→ **Exercise input**:

________________________________________

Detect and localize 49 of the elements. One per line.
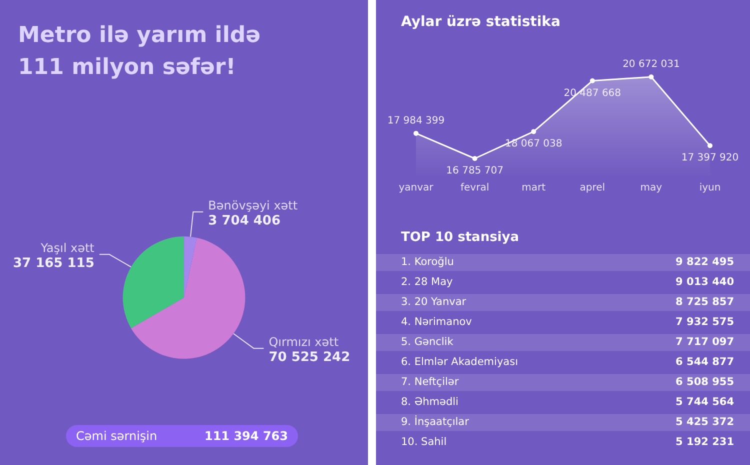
data-label: 37 165 115: [12, 256, 94, 271]
chart-title: Metro ilə yarım ildə 111 milyon səfər!: [18, 22, 262, 82]
chart-title: Aylar üzrə statistika: [401, 14, 560, 30]
data-label: 6 508 955: [676, 375, 734, 390]
point: [472, 156, 478, 161]
point: [590, 78, 595, 84]
point: [414, 130, 418, 136]
data-label: 17 397 920: [681, 152, 739, 164]
data-label: 7 932 575: [676, 315, 734, 330]
data-label: 9 013 440: [676, 275, 734, 290]
data-label: 16 785 707: [446, 166, 504, 176]
category-label: 2. 28 May: [401, 275, 453, 290]
category-label: 7. Neftçilər: [401, 375, 459, 390]
text: Cəmi sərnişin: [76, 429, 158, 443]
slice-label: Yaşıl xətt: [40, 240, 95, 255]
category-label: 10. Sahil: [401, 435, 447, 450]
x-tick-label: yanvar: [398, 182, 434, 194]
point: [648, 74, 654, 80]
data-label: 5 192 231: [676, 435, 734, 450]
data-label: 9 822 495: [676, 255, 734, 270]
slice-label: Bənövşəyi xətt: [208, 198, 298, 212]
data-label: 17 984 399: [387, 115, 445, 126]
data-label: 5 744 564: [676, 395, 734, 410]
category-label: 9. İnşaatçılar: [401, 414, 469, 430]
data-label: 70 525 242: [268, 350, 350, 365]
point: [531, 129, 536, 134]
text: TOP 10 stansiya: [401, 230, 520, 245]
x-tick-label: iyun: [699, 182, 721, 194]
x-tick-label: may: [640, 182, 662, 194]
category-label: 5. Gənclik: [401, 335, 454, 350]
category-label: 6. Elmlər Akademiyası: [401, 355, 518, 370]
text: 111 394 763: [204, 429, 288, 443]
slice-label: Qırmızı xətt: [268, 334, 339, 349]
x-tick-label: aprel: [580, 182, 606, 194]
point: [708, 143, 712, 148]
category-label: 8. Əhmədli: [401, 395, 458, 410]
category-label: 1. Koroğlu: [401, 255, 454, 270]
data-label: 8 725 857: [676, 295, 734, 310]
category-label: 3. 20 Yanvar: [401, 295, 466, 310]
data-label: 18 067 038: [504, 138, 562, 150]
data-label: 3 704 406: [208, 213, 281, 228]
data-label: 7 717 097: [676, 335, 734, 350]
x-tick-label: fevral: [460, 182, 490, 194]
x-tick-label: mart: [522, 182, 546, 194]
data-label: 6 544 877: [676, 355, 734, 370]
data-label: 5 425 372: [676, 415, 734, 430]
data-label: 20 487 668: [564, 88, 622, 99]
data-label: 20 672 031: [622, 58, 680, 70]
category-label: 4. Nərimanov: [401, 315, 472, 330]
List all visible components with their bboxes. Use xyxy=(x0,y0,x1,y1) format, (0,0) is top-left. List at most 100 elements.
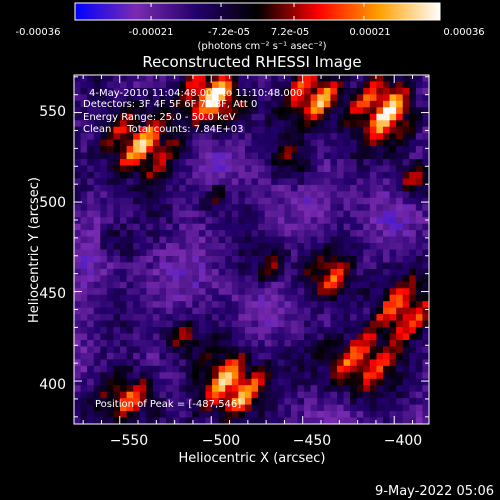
heatmap-cell xyxy=(317,94,325,102)
heatmap-cell xyxy=(376,75,384,83)
heatmap-cell xyxy=(106,126,115,134)
heatmap-cell xyxy=(277,178,285,186)
heatmap-cell xyxy=(133,204,141,212)
heatmap-cell xyxy=(310,249,318,257)
heatmap-cell xyxy=(376,391,384,399)
heatmap-cell xyxy=(402,100,410,108)
heatmap-cell xyxy=(277,301,285,309)
heatmap-cell xyxy=(422,100,429,108)
heatmap-cell xyxy=(290,333,299,341)
heatmap-cell xyxy=(389,210,397,218)
heatmap-cell xyxy=(244,126,253,134)
heatmap-cell xyxy=(100,352,108,360)
heatmap-cell xyxy=(369,327,377,335)
heatmap-cell xyxy=(258,184,266,192)
heatmap-cell xyxy=(185,165,193,173)
heatmap-cell xyxy=(323,94,331,102)
heatmap-cell xyxy=(317,398,325,406)
heatmap-cell xyxy=(369,352,377,360)
heatmap-cell xyxy=(336,100,345,108)
heatmap-cell xyxy=(251,230,259,238)
heatmap-cell xyxy=(323,230,331,238)
heatmap-cell xyxy=(336,159,345,167)
heatmap-cell xyxy=(376,191,384,199)
heatmap-cell xyxy=(317,100,325,108)
heatmap-cell xyxy=(330,191,338,199)
heatmap-cell xyxy=(343,75,351,83)
heatmap-cell xyxy=(376,126,384,134)
heatmap-cell xyxy=(172,133,180,141)
heatmap-cell xyxy=(396,417,404,424)
heatmap-cell xyxy=(376,417,384,424)
heatmap-cell xyxy=(146,327,154,335)
heatmap-cell xyxy=(192,327,200,335)
heatmap-cell xyxy=(166,346,174,354)
heatmap-cell xyxy=(87,126,95,134)
heatmap-cell xyxy=(290,391,299,399)
heatmap-cell xyxy=(415,139,424,147)
heatmap-cell xyxy=(192,184,200,192)
heatmap-cell xyxy=(264,339,272,348)
heatmap-cell xyxy=(198,417,207,424)
heatmap-cell xyxy=(93,171,101,179)
heatmap-cell xyxy=(198,171,207,179)
heatmap-cell xyxy=(133,107,141,115)
heatmap-cell xyxy=(231,100,239,108)
heatmap-cell xyxy=(106,210,115,218)
heatmap-cell xyxy=(244,94,253,102)
heatmap-cell xyxy=(310,281,318,289)
heatmap-cell xyxy=(317,275,325,283)
heatmap-cell xyxy=(330,314,338,322)
heatmap-cell xyxy=(290,81,299,89)
heatmap-cell xyxy=(409,378,417,386)
heatmap-cell xyxy=(317,404,325,412)
heatmap-cell xyxy=(422,230,429,238)
heatmap-cell xyxy=(133,301,141,309)
heatmap-cell xyxy=(225,223,233,231)
heatmap-cell xyxy=(422,301,429,309)
heatmap-cell xyxy=(218,126,226,134)
heatmap-cell xyxy=(310,339,318,348)
heatmap-cell xyxy=(87,365,95,373)
heatmap-cell xyxy=(159,346,167,354)
heatmap-cell xyxy=(192,94,200,102)
heatmap-cell xyxy=(415,288,424,296)
heatmap-cell xyxy=(323,204,331,212)
heatmap-cell xyxy=(422,87,429,95)
heatmap-cell xyxy=(106,275,115,283)
heatmap-cell xyxy=(304,268,312,276)
heatmap-cell xyxy=(159,411,167,419)
heatmap-cell xyxy=(356,171,364,179)
heatmap-cell xyxy=(363,255,371,264)
heatmap-cell xyxy=(330,204,338,212)
heatmap-cell xyxy=(146,398,154,406)
heatmap-cell xyxy=(258,236,266,244)
heatmap-cell xyxy=(205,385,213,393)
heatmap-cell xyxy=(258,243,266,251)
heatmap-cell xyxy=(225,333,233,341)
heatmap-cell xyxy=(152,372,161,380)
heatmap-cell xyxy=(152,94,161,102)
heatmap-cell xyxy=(415,398,424,406)
heatmap-cell xyxy=(238,359,246,367)
heatmap-cell xyxy=(258,165,266,173)
heatmap-cell xyxy=(290,307,299,315)
heatmap-cell xyxy=(139,120,147,128)
heatmap-cell xyxy=(284,346,292,354)
heatmap-cell xyxy=(172,210,180,218)
heatmap-cell xyxy=(100,165,108,173)
heatmap-cell xyxy=(87,197,95,205)
heatmap-cell xyxy=(415,94,424,102)
heatmap-cell xyxy=(185,327,193,335)
heatmap-cell xyxy=(244,281,253,289)
heatmap-cell xyxy=(106,288,115,296)
heatmap-cell xyxy=(376,352,384,360)
heatmap-cell xyxy=(231,346,239,354)
heatmap-cell xyxy=(152,243,161,251)
heatmap-cell xyxy=(185,359,193,367)
heatmap-cell xyxy=(264,398,272,406)
heatmap-cell xyxy=(146,314,154,322)
heatmap-cell xyxy=(113,281,121,289)
heatmap-cell xyxy=(146,223,154,231)
heatmap-cell xyxy=(87,359,95,367)
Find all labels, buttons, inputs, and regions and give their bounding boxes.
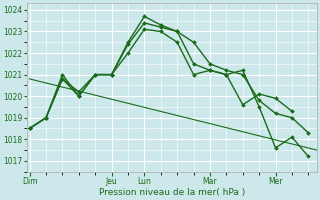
X-axis label: Pression niveau de la mer( hPa ): Pression niveau de la mer( hPa ) xyxy=(99,188,245,197)
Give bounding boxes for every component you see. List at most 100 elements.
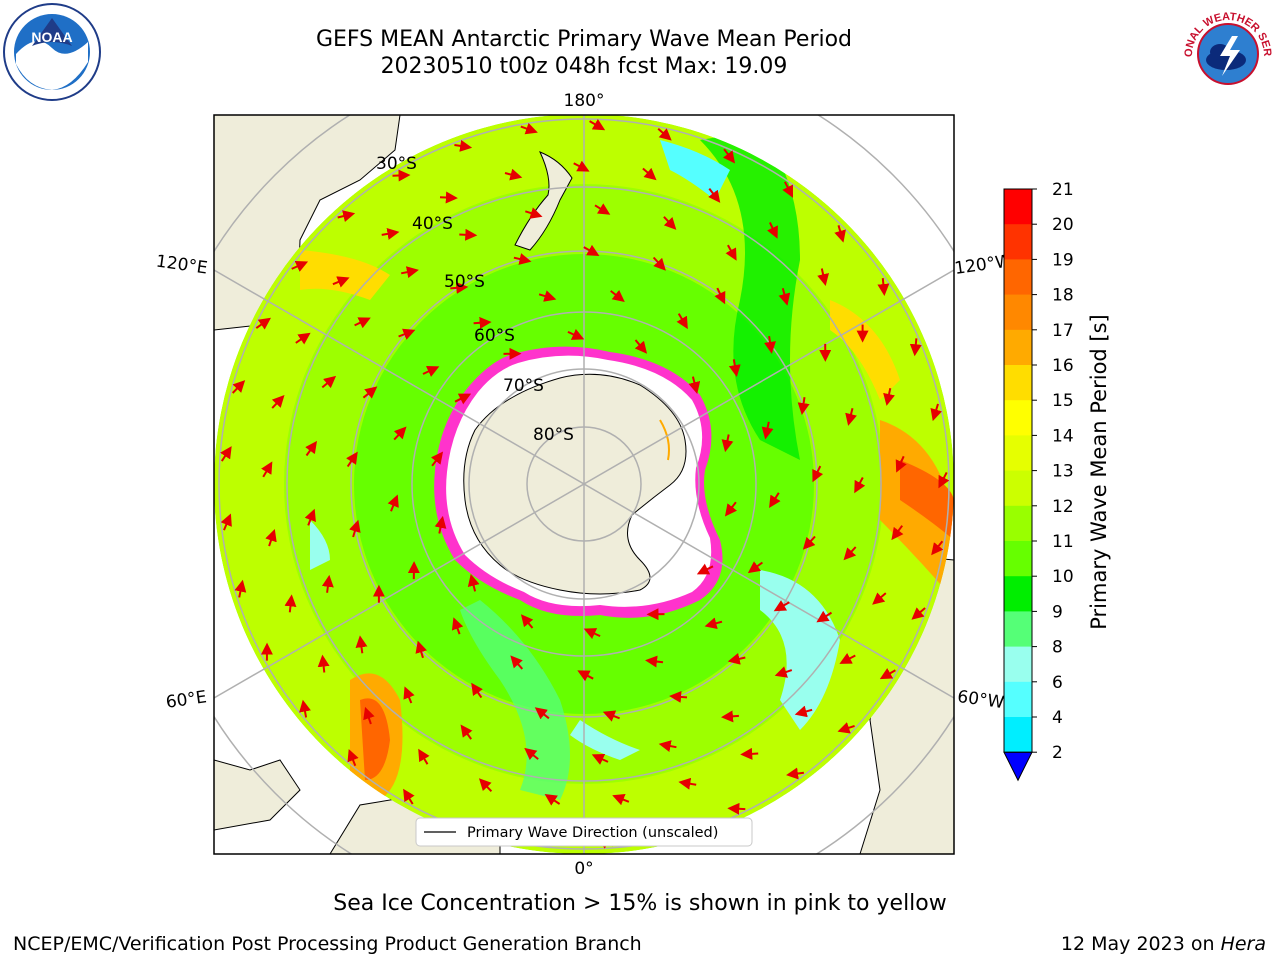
wave-arrow bbox=[573, 160, 590, 172]
wave-arrow bbox=[708, 187, 721, 203]
wave-arrow bbox=[610, 289, 625, 303]
graticule bbox=[214, 115, 954, 854]
colorbar-swatch bbox=[1004, 611, 1032, 648]
wave-arrow bbox=[401, 266, 419, 279]
wave-arrow bbox=[271, 395, 285, 409]
wave-arrow bbox=[362, 386, 378, 399]
wave-arrow bbox=[740, 747, 759, 760]
wave-arrow bbox=[524, 747, 539, 761]
colorbar-tick-label: 20 bbox=[1052, 215, 1074, 235]
wave-arrow bbox=[291, 260, 309, 272]
wave-arrow bbox=[872, 592, 887, 605]
colorbar-tick-label: 18 bbox=[1052, 286, 1074, 306]
wave-arrow bbox=[430, 451, 444, 467]
wave-arrow bbox=[451, 617, 464, 635]
wave-arrow bbox=[393, 426, 407, 441]
wave-arrow bbox=[589, 118, 606, 131]
colorbar-tick-label: 9 bbox=[1052, 602, 1063, 622]
wave-arrow bbox=[471, 682, 483, 699]
colorbar-tick-label: 4 bbox=[1052, 708, 1063, 728]
colorbar-swatch bbox=[1004, 224, 1032, 260]
wave-direction-arrows bbox=[220, 118, 950, 849]
wave-arrow bbox=[450, 281, 469, 294]
colorbar-extend-triangle bbox=[1003, 751, 1033, 782]
wave-arrow bbox=[520, 614, 534, 629]
wave-arrow bbox=[321, 574, 334, 593]
wave-arrow bbox=[478, 778, 493, 792]
wave-arrow bbox=[834, 225, 846, 243]
wave-arrow bbox=[724, 501, 738, 517]
colorbar-swatch bbox=[1004, 541, 1032, 577]
wave-arrow bbox=[786, 767, 805, 780]
lat-label-80s: 80°S bbox=[533, 425, 574, 445]
wave-arrow bbox=[510, 655, 524, 670]
map-title: GEFS MEAN Antarctic Primary Wave Mean Pe… bbox=[315, 27, 853, 52]
wave-arrow bbox=[534, 707, 550, 720]
wave-arrow bbox=[265, 529, 277, 547]
wave-arrow bbox=[891, 525, 904, 541]
colorbar-swatch bbox=[1004, 259, 1032, 296]
lat-label-30s: 30°S bbox=[376, 154, 417, 174]
lon-label-60w: 60°W bbox=[956, 687, 1005, 713]
wave-arrow bbox=[909, 338, 922, 357]
date-prefix: 12 May 2023 on bbox=[1060, 933, 1215, 955]
wave-arrow bbox=[261, 461, 273, 478]
wave-arrow bbox=[769, 492, 781, 508]
wave-arrow bbox=[722, 148, 736, 164]
wave-arrow bbox=[381, 227, 400, 240]
wave-arrow bbox=[234, 579, 247, 598]
map-subtitle: 20230510 t00z 048h fcst Max: 19.09 bbox=[380, 54, 788, 79]
wave-arrow bbox=[727, 802, 746, 815]
wave-arrow bbox=[363, 706, 375, 725]
wave-arrow bbox=[747, 561, 763, 574]
wave-arrow bbox=[911, 607, 926, 620]
wave-arrow bbox=[403, 686, 415, 704]
wave-arrow bbox=[439, 191, 458, 204]
wave-arrow bbox=[657, 128, 672, 141]
date-text: 12 May 2023 on Hera bbox=[1061, 933, 1266, 955]
map-area: 30°S 40°S 50°S 60°S 70°S 80°S Primary Wa… bbox=[214, 115, 954, 854]
antarctica bbox=[434, 346, 723, 618]
colorbar-swatch bbox=[1004, 717, 1032, 753]
wave-arrow bbox=[220, 446, 232, 462]
wave-arrow bbox=[721, 434, 734, 453]
wave-arrow bbox=[877, 278, 890, 296]
wave-arrow bbox=[304, 508, 316, 526]
wave-arrow bbox=[467, 573, 480, 592]
noaa-logo-text: NOAA bbox=[31, 29, 72, 45]
colorbar-swatch bbox=[1004, 646, 1032, 683]
wave-arrow bbox=[714, 287, 726, 305]
wave-arrow bbox=[434, 515, 447, 534]
wave-arrow bbox=[415, 640, 427, 659]
wave-arrow bbox=[843, 546, 857, 561]
wave-arrow bbox=[583, 628, 601, 640]
wave-arrow bbox=[797, 397, 810, 416]
colorbar-tick-label: 14 bbox=[1052, 426, 1074, 446]
wave-arrow bbox=[612, 794, 630, 806]
wave-arrow bbox=[583, 244, 600, 256]
wave-arrow bbox=[544, 793, 561, 806]
lat-label-70s: 70°S bbox=[503, 376, 544, 396]
wave-arrow bbox=[658, 740, 677, 752]
colorbar-tick-label: 17 bbox=[1052, 321, 1074, 341]
wave-arrow bbox=[816, 610, 833, 623]
wave-arrow bbox=[567, 328, 585, 340]
wave-arrow bbox=[347, 749, 359, 767]
colorbar: 21 20 19 18 17 16 15 14 13 12 11 10 9 8 6 4 2 bbox=[1003, 180, 1074, 782]
lon-label-0: 0° bbox=[574, 859, 593, 879]
wave-arrow bbox=[767, 221, 778, 239]
wave-arrow bbox=[504, 168, 523, 181]
wave-arrow bbox=[473, 316, 492, 329]
wave-arrow bbox=[802, 535, 816, 550]
new-zealand bbox=[514, 151, 573, 251]
lat-label-60s: 60°S bbox=[474, 326, 515, 346]
wave-arrow bbox=[321, 375, 337, 389]
wave-arrow bbox=[676, 313, 688, 330]
colorbar-tick-label: 16 bbox=[1052, 356, 1074, 376]
wave-arrow bbox=[883, 387, 895, 406]
wave-arrow bbox=[782, 181, 794, 198]
wave-arrow bbox=[255, 317, 272, 330]
map-legend: Primary Wave Direction (unscaled) bbox=[415, 817, 753, 847]
colorbar-tick-label: 21 bbox=[1052, 180, 1074, 200]
wave-arrow bbox=[761, 421, 774, 440]
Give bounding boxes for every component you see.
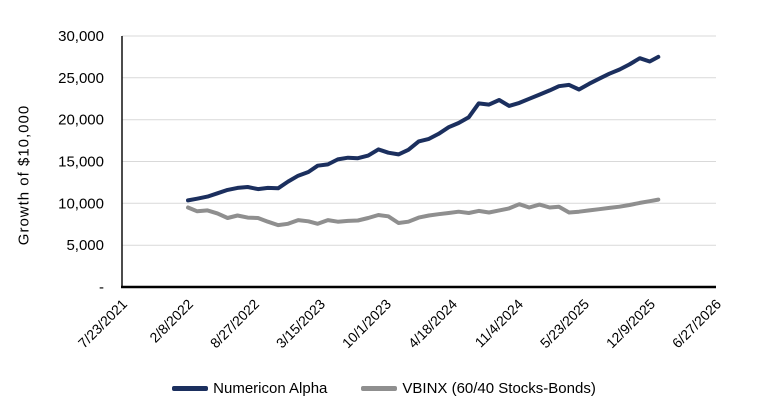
legend-swatch-numericon-alpha bbox=[172, 386, 209, 391]
legend-label-vbinx: VBINX (60/40 Stocks-Bonds) bbox=[402, 380, 596, 397]
svg-text:4/18/2024: 4/18/2024 bbox=[405, 296, 461, 352]
legend-item-vbinx: VBINX (60/40 Stocks-Bonds) bbox=[361, 380, 596, 397]
svg-text:2/8/2022: 2/8/2022 bbox=[146, 296, 196, 346]
y-axis-title: Growth of $10,000 bbox=[15, 104, 33, 246]
svg-text:15,000: 15,000 bbox=[58, 154, 104, 171]
legend-label-numericon-alpha: Numericon Alpha bbox=[213, 380, 328, 397]
svg-text:12/9/2025: 12/9/2025 bbox=[603, 296, 659, 352]
svg-text:10,000: 10,000 bbox=[58, 195, 104, 212]
svg-text:5/23/2025: 5/23/2025 bbox=[537, 296, 593, 352]
svg-text:10/1/2023: 10/1/2023 bbox=[339, 296, 395, 352]
svg-text:30,000: 30,000 bbox=[58, 28, 104, 45]
svg-text:25,000: 25,000 bbox=[58, 70, 104, 87]
svg-text:3/15/2023: 3/15/2023 bbox=[273, 296, 329, 352]
svg-text:11/4/2024: 11/4/2024 bbox=[471, 296, 526, 351]
legend-item-numericon-alpha: Numericon Alpha bbox=[172, 380, 327, 397]
svg-text:8/27/2022: 8/27/2022 bbox=[207, 296, 263, 352]
legend-swatch-vbinx bbox=[361, 386, 398, 391]
svg-text:6/27/2026: 6/27/2026 bbox=[669, 296, 725, 352]
svg-text:20,000: 20,000 bbox=[58, 112, 104, 129]
svg-text:7/23/2021: 7/23/2021 bbox=[75, 296, 131, 352]
svg-text:-: - bbox=[99, 279, 104, 296]
svg-text:5,000: 5,000 bbox=[66, 237, 104, 254]
chart-legend: Numericon Alpha VBINX (60/40 Stocks-Bond… bbox=[0, 380, 768, 397]
plot-area: - 5,000 10,000 15,000 20,000 25,000 30,000 7/23… bbox=[58, 28, 725, 352]
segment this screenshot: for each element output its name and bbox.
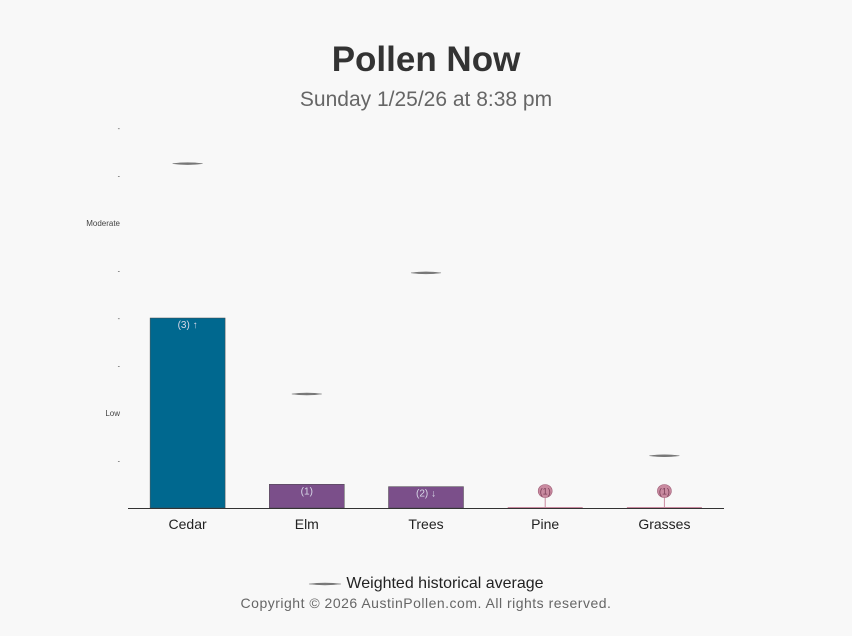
y-tick-label: - (118, 316, 121, 323)
bar-label-bubble (537, 484, 553, 498)
bar-value-label: (1) (659, 487, 670, 497)
y-tick-label: Low (105, 409, 120, 418)
chart-legend: Weighted historical average (0, 575, 852, 593)
bar-value-label: (1) (301, 486, 313, 497)
x-category-label: Trees (408, 516, 443, 532)
historical-average-marker (291, 392, 322, 396)
x-category-label: Cedar (169, 516, 207, 532)
historical-average-marker (172, 162, 203, 165)
y-tick-label: - (118, 126, 121, 133)
bar-label-bubble (657, 484, 672, 498)
y-tick-label: - (118, 459, 121, 466)
y-tick-label: Moderate (86, 219, 120, 228)
page-title: Pollen Now (331, 40, 521, 79)
x-category-label: Elm (295, 516, 319, 532)
y-tick-label: - (118, 174, 121, 181)
bar-value-label: (3) ↑ (178, 320, 198, 331)
y-tick-label: - (118, 269, 121, 276)
y-tick-label: - (118, 364, 121, 371)
historical-average-marker (410, 271, 442, 275)
x-category-label: Pine (531, 516, 559, 532)
copyright-notice: Copyright © 2026 AustinPollen.com. All r… (240, 595, 612, 611)
page-subtitle: Sunday 1/25/26 at 8:38 pm (299, 88, 553, 111)
pollen-bar-chart: - Low - - - Moderate - - (3) ↑ Cedar (1) Elm (2) ↓ Tr… (86, 126, 724, 532)
historical-average-marker (649, 454, 680, 458)
legend-line-icon (309, 582, 342, 586)
bar-value-label: (1) (540, 487, 551, 497)
bar-cedar (149, 317, 226, 509)
bar-value-label: (2) ↓ (416, 489, 436, 500)
x-category-label: Grasses (638, 516, 690, 532)
legend-label: Weighted historical average (346, 575, 544, 592)
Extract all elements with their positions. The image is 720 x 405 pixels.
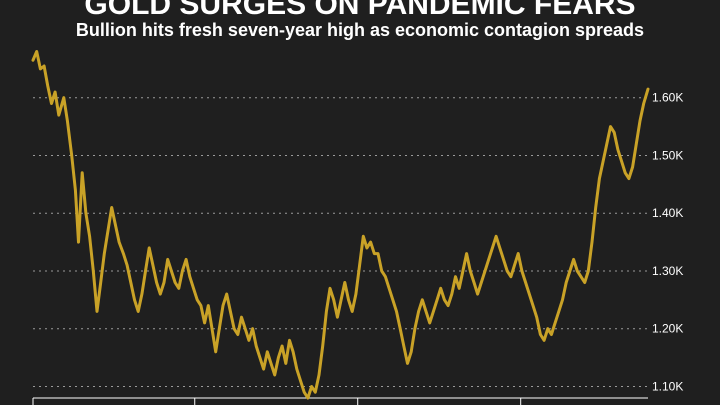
chart-title: GOLD SURGES ON PANDEMIC FEARS xyxy=(84,0,635,21)
y-axis-ticks: 1.10K 1.20K 1.30K 1.40K 1.50K 1.60K xyxy=(652,91,683,394)
x-axis xyxy=(32,397,648,405)
y-tick-label: 1.10K xyxy=(652,379,683,393)
series-layer xyxy=(31,50,650,400)
y-tick-label: 1.50K xyxy=(652,148,683,162)
y-tick-label: 1.40K xyxy=(652,206,683,220)
y-tick-label: 1.30K xyxy=(652,264,683,278)
gridlines xyxy=(33,97,648,387)
y-tick-label: 1.20K xyxy=(652,322,683,336)
chart-subtitle: Bullion hits fresh seven-year high as ec… xyxy=(76,20,644,40)
gold-price-line xyxy=(31,50,650,400)
y-tick-label: 1.60K xyxy=(652,91,683,105)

________________________________________

→ **To do**:
Recast the lines of the records from the line with "data-label: 37 165 115: [12, 256, 94, 271]" to the line with "text: TOP 10 stansiya: [401, 230, 520, 245]", both included, as a Markdown table with the columns No. and Line, leaving out blank lines.

→ **Problem solution**:
| No. | Line |
|---|---|
| 1 | data-label: 37 165 115: [12, 256, 94, 271] |
| 2 | chart-title: Metro ilə yarım ildə 111 milyon səfər!: [18, 22, 262, 82] |
| 3 | chart-title: Aylar üzrə statistika: [401, 14, 560, 30] |
| 4 | data-label: 6 508 955: [676, 375, 734, 390] |
| 5 | point: [472, 156, 478, 161] |
| 6 | point: [590, 78, 595, 84] |
| 7 | point: [414, 130, 418, 136] |
| 8 | data-label: 17 397 920: [681, 152, 739, 164] |
| 9 | data-label: 7 932 575: [676, 315, 734, 330] |
| 10 | data-label: 9 013 440: [676, 275, 734, 290] |
| 11 | data-label: 16 785 707: [446, 166, 504, 176] |
| 12 | category-label: 2. 28 May: [401, 275, 453, 290] |
| 13 | category-label: 7. Neftçilər: [401, 375, 459, 390] |
| 14 | text: Cəmi sərnişin: [76, 429, 158, 443] |
| 15 | slice-label: Yaşıl xətt: [40, 240, 95, 255] |
| 16 | category-label: 10. Sahil: [401, 435, 447, 450] |
| 17 | x-tick-label: yanvar: [398, 182, 434, 194] |
| 18 | point: [648, 74, 654, 80] |
| 19 | data-label: 5 192 231: [676, 435, 734, 450] |
| 20 | data-label: 9 822 495: [676, 255, 734, 270] |
| 21 | slice-label: Bənövşəyi xətt: [208, 198, 298, 212] |
| 22 | data-label: 17 984 399: [387, 115, 445, 126] |
| 23 | data-label: 5 744 564: [676, 395, 734, 410] |
| 24 | category-label: 9. İnşaatçılar: [401, 414, 469, 430] |
| 25 | data-label: 70 525 242: [268, 350, 350, 365] |
| 26 | point: [531, 129, 536, 134] |
| 27 | text: TOP 10 stansiya: [401, 230, 520, 245] |